**Your goal**.
Look at each line of the records and count those with "dash" in them. Please answer with the count alone.

**Supplied records**.
·····
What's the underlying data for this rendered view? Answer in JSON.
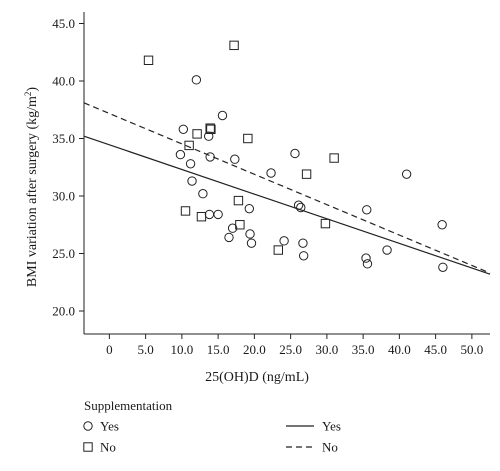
{
  "chart_data": {
    "type": "scatter",
    "xlabel": "25(OH)D (ng/mL)",
    "ylabel_main": "BMI variation after surgery (kg/m",
    "ylabel_sup": "2",
    "ylabel_end": ")",
    "xlim": [
      -3.5,
      52.5
    ],
    "ylim": [
      18.0,
      46.0
    ],
    "x_ticks": [
      0,
      5,
      10,
      15,
      20,
      25,
      30,
      35,
      40,
      45,
      50
    ],
    "x_tick_labels": [
      "0",
      "5.0",
      "10.0",
      "15.0",
      "20.0",
      "25.0",
      "30.0",
      "35.0",
      "40.0",
      "45.0",
      "50.0"
    ],
    "y_ticks": [
      20,
      25,
      30,
      35,
      40,
      45
    ],
    "y_tick_labels": [
      "20.0",
      "25.0",
      "30.0",
      "35.0",
      "40.0",
      "45.0"
    ],
    "legend_title": "Supplementation",
    "legend": [
      {
        "label": "Yes",
        "kind": "marker",
        "marker": "circle"
      },
      {
        "label": "No",
        "kind": "marker",
        "marker": "square"
      },
      {
        "label": "Yes",
        "kind": "line",
        "dash": "solid"
      },
      {
        "label": "No",
        "kind": "line",
        "dash": "dashed"
      }
    ],
    "series": [
      {
        "name": "Yes",
        "marker": "circle",
        "points": [
          [
            12.0,
            40.1
          ],
          [
            10.2,
            35.8
          ],
          [
            9.8,
            33.6
          ],
          [
            11.2,
            32.8
          ],
          [
            11.4,
            31.3
          ],
          [
            12.9,
            30.2
          ],
          [
            13.7,
            35.2
          ],
          [
            13.9,
            33.4
          ],
          [
            15.6,
            37.0
          ],
          [
            17.3,
            33.2
          ],
          [
            13.8,
            28.4
          ],
          [
            15.0,
            28.4
          ],
          [
            16.5,
            26.4
          ],
          [
            17.0,
            27.2
          ],
          [
            19.3,
            28.9
          ],
          [
            19.4,
            26.7
          ],
          [
            19.6,
            25.9
          ],
          [
            22.3,
            32.0
          ],
          [
            24.1,
            26.1
          ],
          [
            25.6,
            33.7
          ],
          [
            26.1,
            29.2
          ],
          [
            26.4,
            29.0
          ],
          [
            26.7,
            25.9
          ],
          [
            26.8,
            24.8
          ],
          [
            35.5,
            28.8
          ],
          [
            35.4,
            24.6
          ],
          [
            35.6,
            24.1
          ],
          [
            38.3,
            25.3
          ],
          [
            41.0,
            31.9
          ],
          [
            45.9,
            27.5
          ],
          [
            46.0,
            23.8
          ]
        ]
      },
      {
        "name": "No",
        "marker": "square",
        "points": [
          [
            5.4,
            41.8
          ],
          [
            17.2,
            43.1
          ],
          [
            10.5,
            28.7
          ],
          [
            11.0,
            34.4
          ],
          [
            12.1,
            35.4
          ],
          [
            12.7,
            28.2
          ],
          [
            13.9,
            35.9
          ],
          [
            14.0,
            35.8
          ],
          [
            17.8,
            29.6
          ],
          [
            18.0,
            27.5
          ],
          [
            19.1,
            35.0
          ],
          [
            23.3,
            25.3
          ],
          [
            27.2,
            31.9
          ],
          [
            29.8,
            27.6
          ],
          [
            31.0,
            33.3
          ]
        ]
      }
    ],
    "fit_lines": [
      {
        "name": "Yes",
        "dash": "solid",
        "points": [
          [
            -3.5,
            35.2
          ],
          [
            52.5,
            23.2
          ]
        ]
      },
      {
        "name": "No",
        "dash": "dashed",
        "points": [
          [
            -3.5,
            38.1
          ],
          [
            52.5,
            23.3
          ]
        ]
      }
    ],
    "grid": false,
    "legend_position": "bottom"
  }
}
·····
**Response**.
4